(Data items)
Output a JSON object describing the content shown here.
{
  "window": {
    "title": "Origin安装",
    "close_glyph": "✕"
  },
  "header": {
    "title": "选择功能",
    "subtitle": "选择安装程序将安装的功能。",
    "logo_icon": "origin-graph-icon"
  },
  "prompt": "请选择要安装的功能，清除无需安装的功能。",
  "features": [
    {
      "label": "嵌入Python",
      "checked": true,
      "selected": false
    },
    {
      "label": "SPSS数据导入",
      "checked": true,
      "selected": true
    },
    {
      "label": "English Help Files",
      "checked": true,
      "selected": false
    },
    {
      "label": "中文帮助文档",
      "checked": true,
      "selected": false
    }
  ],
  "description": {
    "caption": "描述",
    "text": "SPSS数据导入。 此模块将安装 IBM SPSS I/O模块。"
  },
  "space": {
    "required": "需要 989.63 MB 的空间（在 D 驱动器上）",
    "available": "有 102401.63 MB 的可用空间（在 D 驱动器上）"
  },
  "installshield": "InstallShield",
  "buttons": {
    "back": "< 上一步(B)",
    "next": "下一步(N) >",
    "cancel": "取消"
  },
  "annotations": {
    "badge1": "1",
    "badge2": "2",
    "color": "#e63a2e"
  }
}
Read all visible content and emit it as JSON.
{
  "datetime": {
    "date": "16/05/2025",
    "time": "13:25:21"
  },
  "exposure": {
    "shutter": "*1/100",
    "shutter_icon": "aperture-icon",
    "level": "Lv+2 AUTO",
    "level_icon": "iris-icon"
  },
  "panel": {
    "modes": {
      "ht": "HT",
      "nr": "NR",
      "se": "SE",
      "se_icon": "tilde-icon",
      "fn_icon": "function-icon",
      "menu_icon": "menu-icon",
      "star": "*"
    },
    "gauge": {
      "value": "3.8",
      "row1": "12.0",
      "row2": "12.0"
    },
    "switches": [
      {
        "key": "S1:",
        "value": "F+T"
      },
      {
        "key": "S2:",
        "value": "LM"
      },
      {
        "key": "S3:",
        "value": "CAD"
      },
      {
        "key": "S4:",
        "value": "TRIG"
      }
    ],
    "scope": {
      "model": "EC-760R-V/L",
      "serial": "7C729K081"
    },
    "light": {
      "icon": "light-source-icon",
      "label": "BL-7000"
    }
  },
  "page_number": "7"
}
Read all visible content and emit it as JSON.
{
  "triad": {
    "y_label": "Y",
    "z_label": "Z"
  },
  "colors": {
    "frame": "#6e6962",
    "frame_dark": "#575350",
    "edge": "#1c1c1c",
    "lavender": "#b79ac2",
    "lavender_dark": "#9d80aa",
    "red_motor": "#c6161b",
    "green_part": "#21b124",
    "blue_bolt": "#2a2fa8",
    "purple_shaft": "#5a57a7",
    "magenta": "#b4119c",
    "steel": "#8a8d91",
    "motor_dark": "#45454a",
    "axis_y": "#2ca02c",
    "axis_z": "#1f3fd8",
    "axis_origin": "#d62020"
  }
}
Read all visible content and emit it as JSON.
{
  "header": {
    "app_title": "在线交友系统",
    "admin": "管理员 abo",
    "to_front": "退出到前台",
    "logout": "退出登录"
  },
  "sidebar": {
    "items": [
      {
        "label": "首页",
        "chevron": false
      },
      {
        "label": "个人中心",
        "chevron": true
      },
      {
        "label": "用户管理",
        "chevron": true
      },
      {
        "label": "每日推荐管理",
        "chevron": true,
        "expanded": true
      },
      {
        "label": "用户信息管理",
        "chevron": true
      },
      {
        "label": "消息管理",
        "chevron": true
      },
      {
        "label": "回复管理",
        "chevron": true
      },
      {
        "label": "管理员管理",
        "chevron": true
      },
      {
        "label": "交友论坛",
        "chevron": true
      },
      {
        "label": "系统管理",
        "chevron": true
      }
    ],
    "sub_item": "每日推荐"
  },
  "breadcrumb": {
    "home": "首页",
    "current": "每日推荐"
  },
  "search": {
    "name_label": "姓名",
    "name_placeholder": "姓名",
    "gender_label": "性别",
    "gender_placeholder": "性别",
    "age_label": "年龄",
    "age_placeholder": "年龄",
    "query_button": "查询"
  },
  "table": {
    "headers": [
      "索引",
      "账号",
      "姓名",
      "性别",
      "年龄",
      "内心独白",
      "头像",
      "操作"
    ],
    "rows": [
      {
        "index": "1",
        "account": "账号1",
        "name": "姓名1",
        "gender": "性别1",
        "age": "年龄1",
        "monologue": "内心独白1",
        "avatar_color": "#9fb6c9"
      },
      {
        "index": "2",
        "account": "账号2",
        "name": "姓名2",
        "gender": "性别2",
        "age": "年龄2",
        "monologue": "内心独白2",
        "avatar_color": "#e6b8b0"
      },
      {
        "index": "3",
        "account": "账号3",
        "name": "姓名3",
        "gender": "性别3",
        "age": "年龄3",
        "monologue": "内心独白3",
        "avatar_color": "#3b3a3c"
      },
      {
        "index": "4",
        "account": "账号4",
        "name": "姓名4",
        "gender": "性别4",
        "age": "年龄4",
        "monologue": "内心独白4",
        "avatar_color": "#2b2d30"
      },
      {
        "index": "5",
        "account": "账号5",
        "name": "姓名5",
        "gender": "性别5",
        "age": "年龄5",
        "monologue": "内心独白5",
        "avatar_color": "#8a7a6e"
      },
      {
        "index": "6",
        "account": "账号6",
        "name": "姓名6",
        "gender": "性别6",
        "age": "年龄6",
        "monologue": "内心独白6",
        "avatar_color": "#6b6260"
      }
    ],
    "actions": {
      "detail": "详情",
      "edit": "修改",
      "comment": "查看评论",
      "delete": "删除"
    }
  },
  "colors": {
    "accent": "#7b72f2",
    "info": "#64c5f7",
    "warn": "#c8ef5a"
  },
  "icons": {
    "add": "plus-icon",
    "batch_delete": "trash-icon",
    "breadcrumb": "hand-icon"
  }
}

> OBJECTIVE: Retype all of the material, keeping each line exact.

> FULL RESPONSE:
Output a JSON object describing the content shown here.
{
  "window": {
    "title": "Origin安装",
    "close_glyph": "✕"
  },
  "header": {
    "title": "选择功能",
    "subtitle": "选择安装程序将安装的功能。",
    "logo_icon": "origin-graph-icon"
  },
  "prompt": "请选择要安装的功能，清除无需安装的功能。",
  "features": [
    {
      "label": "嵌入Python",
      "checked": true,
      "selected": false
    },
    {
      "label": "SPSS数据导入",
      "checked": true,
      "selected": true
    },
    {
      "label": "English Help Files",
      "checked": true,
      "selected": false
    },
    {
      "label": "中文帮助文档",
      "checked": true,
      "selected": false
    }
  ],
  "description": {
    "caption": "描述",
    "text": "SPSS数据导入。 此模块将安装 IBM SPSS I/O模块。"
  },
  "space": {
    "required": "需要 989.63 MB 的空间（在 D 驱动器上）",
    "available": "有 102401.63 MB 的可用空间（在 D 驱动器上）"
  },
  "installshield": "InstallShield",
  "buttons": {
    "back": "< 上一步(B)",
    "next": "下一步(N) >",
    "cancel": "取消"
  },
  "annotations": {
    "badge1": "1",
    "badge2": "2",
    "color": "#e63a2e"
  }
}
Read all visible content and emit it as JSON.
{
  "datetime": {
    "date": "16/05/2025",
    "time": "13:25:21"
  },
  "exposure": {
    "shutter": "*1/100",
    "shutter_icon": "aperture-icon",
    "level": "Lv+2 AUTO",
    "level_icon": "iris-icon"
  },
  "panel": {
    "modes": {
      "ht": "HT",
      "nr": "NR",
      "se": "SE",
      "se_icon": "tilde-icon",
      "fn_icon": "function-icon",
      "menu_icon": "menu-icon",
      "star": "*"
    },
    "gauge": {
      "value": "3.8",
      "row1": "12.0",
      "row2": "12.0"
    },
    "switches": [
      {
        "key": "S1:",
        "value": "F+T"
      },
      {
        "key": "S2:",
        "value": "LM"
      },
      {
        "key": "S3:",
        "value": "CAD"
      },
      {
        "key": "S4:",
        "value": "TRIG"
      }
    ],
    "scope": {
      "model": "EC-760R-V/L",
      "serial": "7C729K081"
    },
    "light": {
      "icon": "light-source-icon",
      "label": "BL-7000"
    }
  },
  "page_number": "7"
}
Read all visible content and emit it as JSON.
{
  "triad": {
    "y_label": "Y",
    "z_label": "Z"
  },
  "colors": {
    "frame": "#6e6962",
    "frame_dark": "#575350",
    "edge": "#1c1c1c",
    "lavender": "#b79ac2",
    "lavender_dark": "#9d80aa",
    "red_motor": "#c6161b",
    "green_part": "#21b124",
    "blue_bolt": "#2a2fa8",
    "purple_shaft": "#5a57a7",
    "magenta": "#b4119c",
    "steel": "#8a8d91",
    "motor_dark": "#45454a",
    "axis_y": "#2ca02c",
    "axis_z": "#1f3fd8",
    "axis_origin": "#d62020"
  }
}
Read all visible content and emit it as JSON.
{
  "header": {
    "app_title": "在线交友系统",
    "admin": "管理员 abo",
    "to_front": "退出到前台",
    "logout": "退出登录"
  },
  "sidebar": {
    "items": [
      {
        "label": "首页",
        "chevron": false
      },
      {
        "label": "个人中心",
        "chevron": true
      },
      {
        "label": "用户管理",
        "chevron": true
      },
      {
        "label": "每日推荐管理",
        "chevron": true,
        "expanded": true
      },
      {
        "label": "用户信息管理",
        "chevron": true
      },
      {
        "label": "消息管理",
        "chevron": true
      },
      {
        "label": "回复管理",
        "chevron": true
      },
      {
        "label": "管理员管理",
        "chevron": true
      },
      {
        "label": "交友论坛",
        "chevron": true
      },
      {
        "label": "系统管理",
        "chevron": true
      }
    ],
    "sub_item": "每日推荐"
  },
  "breadcrumb": {
    "home": "首页",
    "current": "每日推荐"
  },
  "search": {
    "name_label": "姓名",
    "name_placeholder": "姓名",
    "gender_label": "性别",
    "gender_placeholder": "性别",
    "age_label": "年龄",
    "age_placeholder": "年龄",
    "query_button": "查询"
  },
  "table": {
    "headers": [
      "索引",
      "账号",
      "姓名",
      "性别",
      "年龄",
      "内心独白",
      "头像",
      "操作"
    ],
    "rows": [
      {
        "index": "1",
        "account": "账号1",
        "name": "姓名1",
        "gender": "性别1",
        "age": "年龄1",
        "monologue": "内心独白1",
        "avatar_color": "#9fb6c9"
      },
      {
        "index": "2",
        "account": "账号2",
        "name": "姓名2",
        "gender": "性别2",
        "age": "年龄2",
        "monologue": "内心独白2",
        "avatar_color": "#e6b8b0"
      },
      {
        "index": "3",
        "account": "账号3",
        "name": "姓名3",
        "gender": "性别3",
        "age": "年龄3",
        "monologue": "内心独白3",
        "avatar_color": "#3b3a3c"
      },
      {
        "index": "4",
        "account": "账号4",
        "name": "姓名4",
        "gender": "性别4",
        "age": "年龄4",
        "monologue": "内心独白4",
        "avatar_color": "#2b2d30"
      },
      {
        "index": "5",
        "account": "账号5",
        "name": "姓名5",
        "gender": "性别5",
        "age": "年龄5",
        "monologue": "内心独白5",
        "avatar_color": "#8a7a6e"
      },
      {
        "index": "6",
        "account": "账号6",
        "name": "姓名6",
        "gender": "性别6",
        "age": "年龄6",
        "monologue": "内心独白6",
        "avatar_color": "#6b6260"
      }
    ],
    "actions": {
      "detail": "详情",
      "edit": "修改",
      "comment": "查看评论",
      "delete": "删除"
    }
  },
  "colors": {
    "accent": "#7b72f2",
    "info": "#64c5f7",
    "warn": "#c8ef5a"
  },
  "icons": {
    "add": "plus-icon",
    "batch_delete": "trash-icon",
    "breadcrumb": "hand-icon"
  }
}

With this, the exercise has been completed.